Element position data:
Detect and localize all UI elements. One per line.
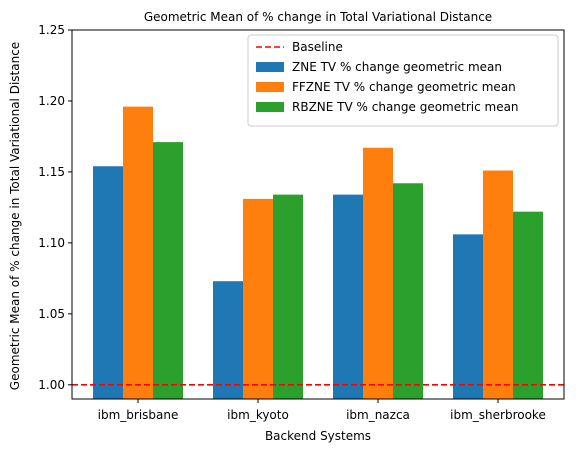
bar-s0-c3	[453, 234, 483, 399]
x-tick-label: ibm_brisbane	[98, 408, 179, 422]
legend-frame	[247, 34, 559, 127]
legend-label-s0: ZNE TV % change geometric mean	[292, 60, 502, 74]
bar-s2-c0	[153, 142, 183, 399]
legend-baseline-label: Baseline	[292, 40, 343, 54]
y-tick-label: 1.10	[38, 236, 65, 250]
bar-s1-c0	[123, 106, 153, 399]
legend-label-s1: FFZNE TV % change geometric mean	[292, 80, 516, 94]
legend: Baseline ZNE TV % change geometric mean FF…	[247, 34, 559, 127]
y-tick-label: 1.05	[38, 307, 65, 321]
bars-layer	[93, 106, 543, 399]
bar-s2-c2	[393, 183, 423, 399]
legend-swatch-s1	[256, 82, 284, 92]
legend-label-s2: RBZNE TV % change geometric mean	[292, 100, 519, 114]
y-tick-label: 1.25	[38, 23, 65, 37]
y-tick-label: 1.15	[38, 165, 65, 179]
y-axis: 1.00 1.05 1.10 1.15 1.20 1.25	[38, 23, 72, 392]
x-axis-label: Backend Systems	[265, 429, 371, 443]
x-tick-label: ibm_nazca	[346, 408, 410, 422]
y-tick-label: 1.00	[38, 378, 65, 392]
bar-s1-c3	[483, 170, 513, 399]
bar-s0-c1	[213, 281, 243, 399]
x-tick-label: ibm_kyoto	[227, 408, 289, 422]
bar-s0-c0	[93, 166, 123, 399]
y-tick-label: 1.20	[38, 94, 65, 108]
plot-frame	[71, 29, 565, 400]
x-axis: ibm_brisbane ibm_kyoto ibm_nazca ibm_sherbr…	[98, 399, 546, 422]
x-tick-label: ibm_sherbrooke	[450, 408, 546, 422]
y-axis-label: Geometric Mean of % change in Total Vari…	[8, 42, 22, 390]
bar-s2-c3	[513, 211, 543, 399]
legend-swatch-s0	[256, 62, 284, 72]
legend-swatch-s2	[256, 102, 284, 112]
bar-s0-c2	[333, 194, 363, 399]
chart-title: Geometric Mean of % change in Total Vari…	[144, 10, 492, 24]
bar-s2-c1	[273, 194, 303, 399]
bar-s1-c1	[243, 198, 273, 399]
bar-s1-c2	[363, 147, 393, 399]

#### BRIEF:
Pull out every line of the records that contains the string "tick".

#### RIGHT ANSWER:
x-tick-label: ibm_brisbane	[98, 408, 179, 422]
y-tick-label: 1.10	[38, 236, 65, 250]
y-tick-label: 1.05	[38, 307, 65, 321]
y-tick-label: 1.25	[38, 23, 65, 37]
y-tick-label: 1.15	[38, 165, 65, 179]
x-tick-label: ibm_nazca	[346, 408, 410, 422]
y-tick-label: 1.00	[38, 378, 65, 392]
x-tick-label: ibm_kyoto	[227, 408, 289, 422]
y-tick-label: 1.20	[38, 94, 65, 108]
x-tick-label: ibm_sherbrooke	[450, 408, 546, 422]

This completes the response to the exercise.